■ **DO THIS**: Copy each line that contains the word "commun".

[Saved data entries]

==============================

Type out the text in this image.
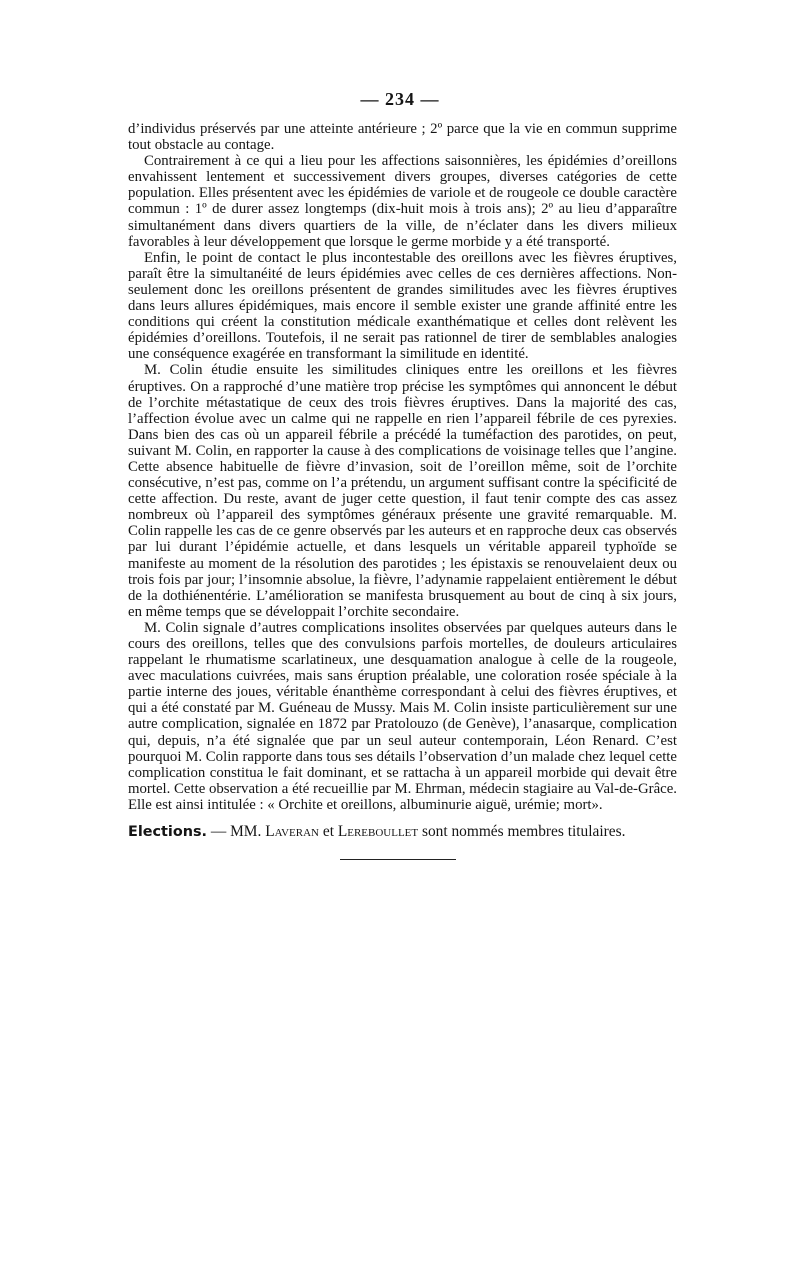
— 234 —

d’individus préservés par une atteinte antérieure ; 2º parce que la vie en commun supprime tout obstacle au contage.

Contrairement à ce qui a lieu pour les affections saisonnières, les épidémies d’oreillons envahissent lentement et successivement divers groupes, diverses catégories de cette population. Elles présentent avec les épidémies de variole et de rougeole ce double caractère commun : 1º de durer assez longtemps (dix-huit mois à trois ans); 2º au lieu d’apparaître simultanément dans divers quartiers de la ville, de n’éclater dans les divers milieux favorables à leur développement que lorsque le germe morbide y a été transporté.

Enfin, le point de contact le plus incontestable des oreillons avec les fièvres éruptives, paraît être la simultanéité de leurs épidémies avec celles de ces dernières affections. Non-seulement donc les oreillons présentent de grandes similitudes avec les fièvres éruptives dans leurs allures épidémiques, mais encore il semble exister une grande affinité entre les conditions qui créent la constitution médicale exanthématique et celles dont relèvent les épidémies d’oreillons. Toutefois, il ne serait pas rationnel de tirer de semblables analogies une conséquence exagérée en transformant la similitude en identité.

M. Colin étudie ensuite les similitudes cliniques entre les oreillons et les fièvres éruptives. On a rapproché d’une matière trop précise les symptômes qui annoncent le début de l’orchite métastatique de ceux des trois fièvres éruptives. Dans la majorité des cas, l’affection évolue avec un calme qui ne rappelle en rien l’appareil fébrile de ces pyrexies. Dans bien des cas où un appareil fébrile a précédé la tuméfaction des parotides, on peut, suivant M. Colin, en rapporter la cause à des complications de voisinage telles que l’angine. Cette absence habituelle de fièvre d’invasion, soit de l’oreillon même, soit de l’orchite consécutive, n’est pas, comme on l’a prétendu, un argument suffisant contre la spécificité de cette affection. Du reste, avant de juger cette question, il faut tenir compte des cas assez nombreux où l’appareil des symptômes généraux présente une gravité remarquable. M. Colin rappelle les cas de ce genre observés par les auteurs et en rapproche deux cas observés par lui durant l’épidémie actuelle, et dans lesquels un véritable appareil typhoïde se manifeste au moment de la résolution des parotides ; les épistaxis se renouvelaient deux ou trois fois par jour; l’insomnie absolue, la fièvre, l’adynamie rappelaient entièrement le début de la dothiénentérie. L’amélioration se manifesta brusquement au bout de cinq à six jours, en même temps que se développait l’orchite secondaire.

M. Colin signale d’autres complications insolites observées par quelques auteurs dans le cours des oreillons, telles que des convulsions parfois mortelles, de douleurs articulaires rappelant le rhumatisme scarlatineux, une desquamation analogue à celle de la rougeole, avec maculations cuivrées, mais sans éruption préalable, une coloration rosée spéciale à la partie interne des joues, véritable énanthème correspondant à celui des fièvres éruptives, et qui a été constaté par M. Guéneau de Mussy. Mais M. Colin insiste particulièrement sur une autre complication, signalée en 1872 par Pratolouzo (de Genève), l’anasarque, complication qui, depuis, n’a été signalée que par un seul auteur contemporain, Léon Renard. C’est pourquoi M. Colin rapporte dans tous ses détails l’observation d’un malade chez lequel cette complication constitua le fait dominant, et se rattacha à un appareil morbide qui devait être mortel. Cette observation a été recueillie par M. Ehrman, médecin stagiaire au Val-de-Grâce. Elle est ainsi intitulée : « Orchite et oreillons, albuminurie aiguë, urémie; mort».

Elections. — MM. Laveran et Lereboullet sont nommés membres titulaires.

==============================

■ **THE OUTPUT**:
d’individus préservés par une atteinte antérieure ; 2º parce que la vie en commun supprime tout obstacle au contage.
Contrairement à ce qui a lieu pour les affections saisonnières, les épidémies d’oreillons envahissent lentement et successivement divers groupes, diverses catégories de cette population. Elles présentent avec les épidémies de variole et de rougeole ce double caractère commun : 1º de durer assez longtemps (dix-huit mois à trois ans); 2º au lieu d’apparaître simultanément dans divers quartiers de la ville, de n’éclater dans les divers milieux favorables à leur développement que lorsque le germe morbide y a été transporté.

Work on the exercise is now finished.